» **Objective**: Work out how many lines of the listing hold the string "this". Answer with that number alone.

» **Provided data**:
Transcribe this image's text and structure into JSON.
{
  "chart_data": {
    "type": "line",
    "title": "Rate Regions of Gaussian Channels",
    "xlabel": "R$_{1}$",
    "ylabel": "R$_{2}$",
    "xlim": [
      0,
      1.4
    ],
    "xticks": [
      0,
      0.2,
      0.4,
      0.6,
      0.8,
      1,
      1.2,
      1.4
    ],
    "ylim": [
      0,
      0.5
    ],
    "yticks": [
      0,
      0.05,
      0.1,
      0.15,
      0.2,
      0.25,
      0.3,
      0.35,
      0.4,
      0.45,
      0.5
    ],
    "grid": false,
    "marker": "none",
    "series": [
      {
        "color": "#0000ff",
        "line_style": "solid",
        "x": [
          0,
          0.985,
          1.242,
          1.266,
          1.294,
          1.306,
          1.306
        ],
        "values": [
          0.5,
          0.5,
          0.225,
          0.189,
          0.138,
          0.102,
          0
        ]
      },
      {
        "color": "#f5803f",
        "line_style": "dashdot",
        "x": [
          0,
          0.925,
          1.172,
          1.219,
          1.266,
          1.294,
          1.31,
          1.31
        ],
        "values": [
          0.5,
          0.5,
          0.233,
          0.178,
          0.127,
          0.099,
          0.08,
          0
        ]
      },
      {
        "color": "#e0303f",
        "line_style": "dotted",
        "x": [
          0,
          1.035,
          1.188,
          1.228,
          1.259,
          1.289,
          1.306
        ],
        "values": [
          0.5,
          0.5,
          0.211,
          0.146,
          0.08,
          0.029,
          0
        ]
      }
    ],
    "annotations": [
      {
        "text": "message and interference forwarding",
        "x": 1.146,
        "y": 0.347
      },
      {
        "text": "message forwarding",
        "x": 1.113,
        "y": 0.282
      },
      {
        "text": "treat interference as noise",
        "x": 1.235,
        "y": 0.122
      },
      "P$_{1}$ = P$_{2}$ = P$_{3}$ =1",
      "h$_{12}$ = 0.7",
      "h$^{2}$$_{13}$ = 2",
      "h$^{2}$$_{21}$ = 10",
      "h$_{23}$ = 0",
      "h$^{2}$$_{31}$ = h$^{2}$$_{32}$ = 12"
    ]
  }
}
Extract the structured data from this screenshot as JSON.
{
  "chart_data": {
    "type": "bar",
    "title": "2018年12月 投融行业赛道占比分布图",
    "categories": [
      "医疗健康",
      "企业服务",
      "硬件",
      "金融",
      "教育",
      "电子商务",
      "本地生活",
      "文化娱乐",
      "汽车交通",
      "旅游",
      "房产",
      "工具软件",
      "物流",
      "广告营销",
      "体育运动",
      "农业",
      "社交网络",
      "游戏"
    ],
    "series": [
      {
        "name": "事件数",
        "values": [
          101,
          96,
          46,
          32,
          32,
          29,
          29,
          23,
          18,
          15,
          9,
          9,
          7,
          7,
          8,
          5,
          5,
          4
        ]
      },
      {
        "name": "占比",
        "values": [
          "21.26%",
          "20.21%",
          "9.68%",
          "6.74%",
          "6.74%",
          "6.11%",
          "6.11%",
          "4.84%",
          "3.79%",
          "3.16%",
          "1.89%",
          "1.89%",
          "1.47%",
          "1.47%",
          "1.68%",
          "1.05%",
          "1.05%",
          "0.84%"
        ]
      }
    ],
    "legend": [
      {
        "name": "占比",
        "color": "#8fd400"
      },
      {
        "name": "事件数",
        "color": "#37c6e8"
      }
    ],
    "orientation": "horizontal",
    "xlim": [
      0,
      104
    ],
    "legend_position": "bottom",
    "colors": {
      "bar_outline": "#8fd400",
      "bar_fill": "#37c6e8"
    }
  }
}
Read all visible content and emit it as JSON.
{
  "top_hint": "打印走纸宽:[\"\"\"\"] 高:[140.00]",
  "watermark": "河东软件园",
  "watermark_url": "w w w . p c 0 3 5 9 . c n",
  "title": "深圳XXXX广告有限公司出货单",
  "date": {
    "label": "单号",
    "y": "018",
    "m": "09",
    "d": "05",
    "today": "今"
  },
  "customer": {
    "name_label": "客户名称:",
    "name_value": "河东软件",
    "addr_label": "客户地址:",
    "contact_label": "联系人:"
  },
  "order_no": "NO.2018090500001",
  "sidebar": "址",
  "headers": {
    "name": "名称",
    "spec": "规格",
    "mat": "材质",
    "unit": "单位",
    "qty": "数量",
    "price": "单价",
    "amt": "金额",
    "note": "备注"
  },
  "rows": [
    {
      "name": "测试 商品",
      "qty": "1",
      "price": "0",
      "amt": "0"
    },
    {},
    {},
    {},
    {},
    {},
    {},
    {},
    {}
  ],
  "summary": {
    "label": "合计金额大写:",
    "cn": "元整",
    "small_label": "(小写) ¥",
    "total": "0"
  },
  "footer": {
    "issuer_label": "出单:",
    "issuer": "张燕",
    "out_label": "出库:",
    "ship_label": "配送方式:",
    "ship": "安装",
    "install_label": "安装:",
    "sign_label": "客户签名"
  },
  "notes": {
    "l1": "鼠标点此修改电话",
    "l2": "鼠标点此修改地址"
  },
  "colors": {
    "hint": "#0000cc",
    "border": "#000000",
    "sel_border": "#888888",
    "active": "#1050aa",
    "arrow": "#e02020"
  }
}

» **Task output**: 2